§ **Given instruction**
Of all the lines in this data, how many include "color"? Respond with the number only.

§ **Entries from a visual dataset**
## BEGIN

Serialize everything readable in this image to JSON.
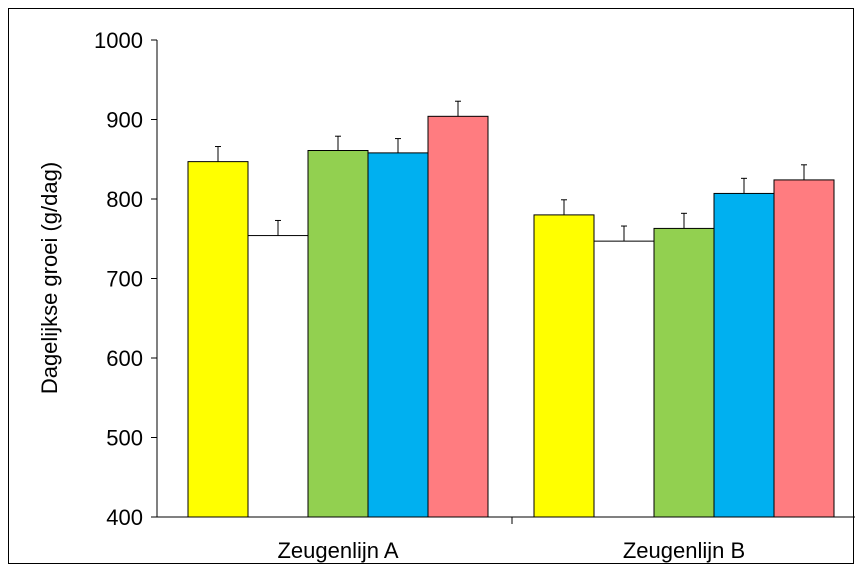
{
  "chart_data": {
    "type": "bar",
    "categories": [
      "Zeugenlijn A",
      "Zeugenlijn B"
    ],
    "series": [
      {
        "values": [
          847,
          780
        ],
        "errors": [
          19,
          19
        ],
        "color": "#FFFF00"
      },
      {
        "values": [
          754,
          747
        ],
        "errors": [
          19,
          19
        ],
        "color": "#FFFFFF"
      },
      {
        "values": [
          861,
          763
        ],
        "errors": [
          18,
          19
        ],
        "color": "#92D050"
      },
      {
        "values": [
          858,
          807
        ],
        "errors": [
          18,
          19
        ],
        "color": "#00B0F0"
      },
      {
        "values": [
          904,
          824
        ],
        "errors": [
          19,
          19
        ],
        "color": "#FF7C80"
      }
    ],
    "ylabel": "Dagelijkse groei (g/dag)",
    "ylim": [
      400,
      1000
    ],
    "yticks": [
      "400",
      "500",
      "600",
      "700",
      "800",
      "900",
      "1000"
    ],
    "grid": false
  }
}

## END

§ **Written response**
5